• What this task involves: Locate every line below that contains the word "Cloud" and copy it.

• Source data:
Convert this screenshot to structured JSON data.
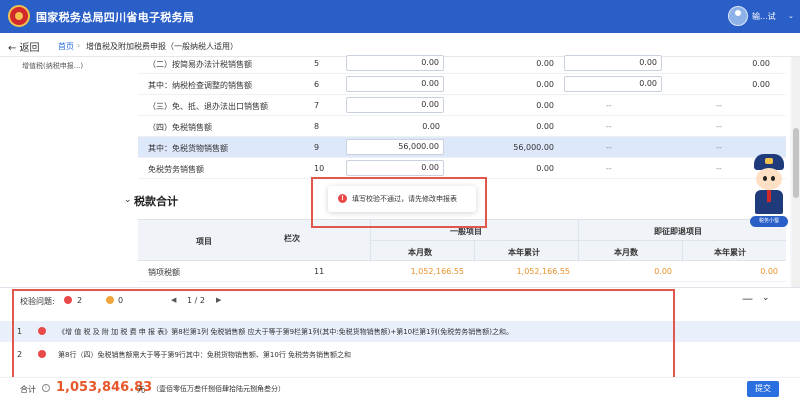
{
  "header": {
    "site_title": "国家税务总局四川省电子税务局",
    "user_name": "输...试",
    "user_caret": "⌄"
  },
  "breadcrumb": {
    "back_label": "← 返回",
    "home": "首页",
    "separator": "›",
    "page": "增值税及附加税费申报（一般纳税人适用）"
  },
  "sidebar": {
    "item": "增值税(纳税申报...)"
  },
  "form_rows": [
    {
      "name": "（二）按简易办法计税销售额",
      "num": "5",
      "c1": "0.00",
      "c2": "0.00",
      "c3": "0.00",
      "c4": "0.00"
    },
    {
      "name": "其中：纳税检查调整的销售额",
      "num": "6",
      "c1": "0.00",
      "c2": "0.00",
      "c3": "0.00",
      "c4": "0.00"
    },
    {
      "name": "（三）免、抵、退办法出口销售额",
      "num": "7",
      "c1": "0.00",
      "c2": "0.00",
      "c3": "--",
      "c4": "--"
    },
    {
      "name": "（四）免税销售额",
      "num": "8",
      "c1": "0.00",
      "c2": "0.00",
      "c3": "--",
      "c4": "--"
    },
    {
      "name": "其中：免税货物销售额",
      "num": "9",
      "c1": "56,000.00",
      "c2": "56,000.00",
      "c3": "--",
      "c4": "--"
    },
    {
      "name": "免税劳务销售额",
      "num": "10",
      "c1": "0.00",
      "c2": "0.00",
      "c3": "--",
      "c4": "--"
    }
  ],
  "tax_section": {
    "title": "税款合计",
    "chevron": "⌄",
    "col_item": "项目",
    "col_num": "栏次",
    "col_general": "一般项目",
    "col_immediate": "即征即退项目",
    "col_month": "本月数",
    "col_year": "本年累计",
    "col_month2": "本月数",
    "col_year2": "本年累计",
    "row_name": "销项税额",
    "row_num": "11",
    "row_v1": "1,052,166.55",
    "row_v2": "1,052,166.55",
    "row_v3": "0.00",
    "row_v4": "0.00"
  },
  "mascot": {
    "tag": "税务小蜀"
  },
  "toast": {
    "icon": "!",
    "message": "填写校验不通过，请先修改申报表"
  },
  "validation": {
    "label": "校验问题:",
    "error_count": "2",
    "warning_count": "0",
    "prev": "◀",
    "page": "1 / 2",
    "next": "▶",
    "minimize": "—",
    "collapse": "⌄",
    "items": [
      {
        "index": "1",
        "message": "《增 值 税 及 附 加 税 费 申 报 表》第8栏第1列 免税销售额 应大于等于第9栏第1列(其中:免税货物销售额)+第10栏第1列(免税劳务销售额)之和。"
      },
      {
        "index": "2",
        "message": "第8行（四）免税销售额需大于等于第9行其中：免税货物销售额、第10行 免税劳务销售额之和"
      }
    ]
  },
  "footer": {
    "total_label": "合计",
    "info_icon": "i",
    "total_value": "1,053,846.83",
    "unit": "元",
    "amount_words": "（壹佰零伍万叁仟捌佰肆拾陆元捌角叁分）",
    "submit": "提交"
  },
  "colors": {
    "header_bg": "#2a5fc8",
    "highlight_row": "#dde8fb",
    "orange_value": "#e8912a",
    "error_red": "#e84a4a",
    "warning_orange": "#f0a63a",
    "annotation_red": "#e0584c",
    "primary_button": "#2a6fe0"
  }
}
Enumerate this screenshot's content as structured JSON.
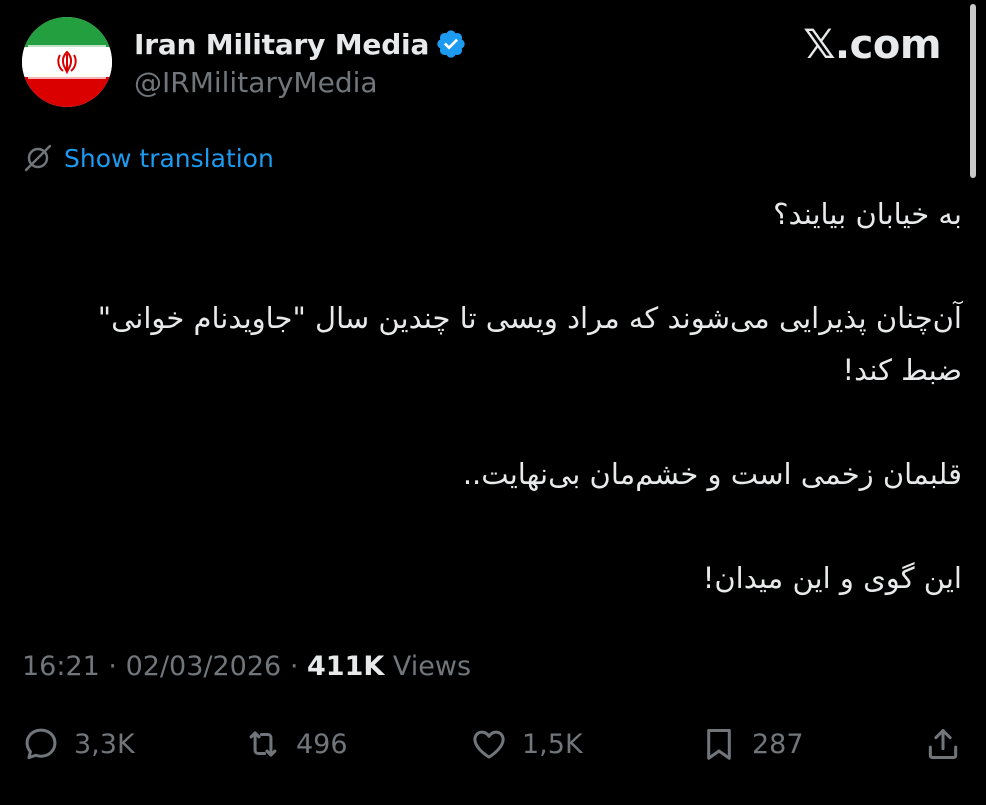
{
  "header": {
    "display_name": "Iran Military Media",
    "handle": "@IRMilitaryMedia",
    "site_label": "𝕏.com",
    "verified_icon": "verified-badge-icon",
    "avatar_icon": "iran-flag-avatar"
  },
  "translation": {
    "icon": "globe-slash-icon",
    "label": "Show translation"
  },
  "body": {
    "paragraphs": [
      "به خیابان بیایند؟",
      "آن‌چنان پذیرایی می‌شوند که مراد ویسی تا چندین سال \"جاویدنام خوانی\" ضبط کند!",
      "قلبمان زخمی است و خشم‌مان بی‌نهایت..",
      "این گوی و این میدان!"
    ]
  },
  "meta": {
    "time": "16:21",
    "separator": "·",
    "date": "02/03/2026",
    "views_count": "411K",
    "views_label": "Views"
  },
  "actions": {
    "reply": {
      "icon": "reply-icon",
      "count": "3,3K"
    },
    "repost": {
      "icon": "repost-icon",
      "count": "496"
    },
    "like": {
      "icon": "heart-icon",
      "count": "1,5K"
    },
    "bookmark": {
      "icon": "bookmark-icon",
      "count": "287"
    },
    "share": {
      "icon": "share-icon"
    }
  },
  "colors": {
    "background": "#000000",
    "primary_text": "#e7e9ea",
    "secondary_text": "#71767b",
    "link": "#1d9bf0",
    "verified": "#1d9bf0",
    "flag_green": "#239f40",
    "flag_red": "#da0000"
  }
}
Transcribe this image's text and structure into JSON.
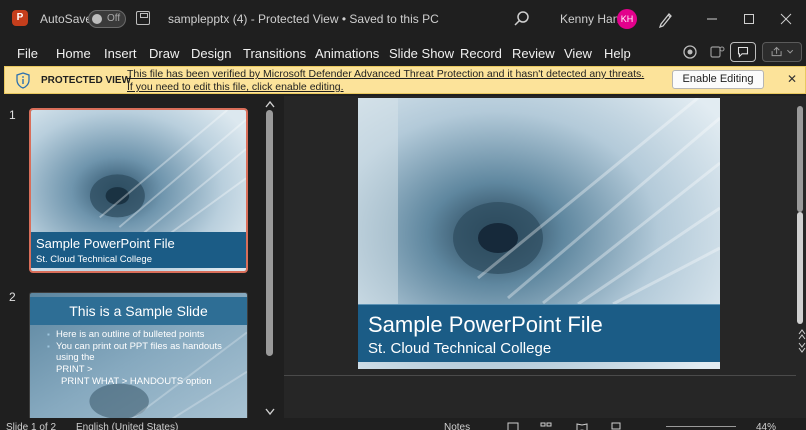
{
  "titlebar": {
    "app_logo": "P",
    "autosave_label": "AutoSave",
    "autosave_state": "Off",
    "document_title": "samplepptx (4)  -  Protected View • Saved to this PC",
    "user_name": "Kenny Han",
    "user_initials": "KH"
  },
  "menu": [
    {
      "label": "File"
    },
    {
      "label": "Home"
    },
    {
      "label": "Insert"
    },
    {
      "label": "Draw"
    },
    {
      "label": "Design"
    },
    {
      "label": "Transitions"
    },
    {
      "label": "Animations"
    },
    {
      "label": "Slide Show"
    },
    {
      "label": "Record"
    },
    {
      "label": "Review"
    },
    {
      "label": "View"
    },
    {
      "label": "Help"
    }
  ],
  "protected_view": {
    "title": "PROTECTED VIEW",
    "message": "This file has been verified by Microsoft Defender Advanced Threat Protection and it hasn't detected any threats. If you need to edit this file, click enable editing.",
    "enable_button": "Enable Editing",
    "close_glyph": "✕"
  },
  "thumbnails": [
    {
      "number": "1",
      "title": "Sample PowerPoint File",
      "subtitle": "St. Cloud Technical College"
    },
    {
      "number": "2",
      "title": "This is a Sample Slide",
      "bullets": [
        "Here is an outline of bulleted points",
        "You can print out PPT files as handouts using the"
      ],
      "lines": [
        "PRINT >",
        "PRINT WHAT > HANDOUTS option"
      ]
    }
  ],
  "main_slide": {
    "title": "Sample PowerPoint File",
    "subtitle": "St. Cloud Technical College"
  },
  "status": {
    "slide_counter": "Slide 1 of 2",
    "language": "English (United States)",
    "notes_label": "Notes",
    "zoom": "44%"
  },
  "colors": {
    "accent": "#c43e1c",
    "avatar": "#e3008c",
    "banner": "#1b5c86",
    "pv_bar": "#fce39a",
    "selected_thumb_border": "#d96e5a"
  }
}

• Result of this task:
      "subtitle": "St. Cloud Technical College"
    "subtitle": "St. Cloud Technical College"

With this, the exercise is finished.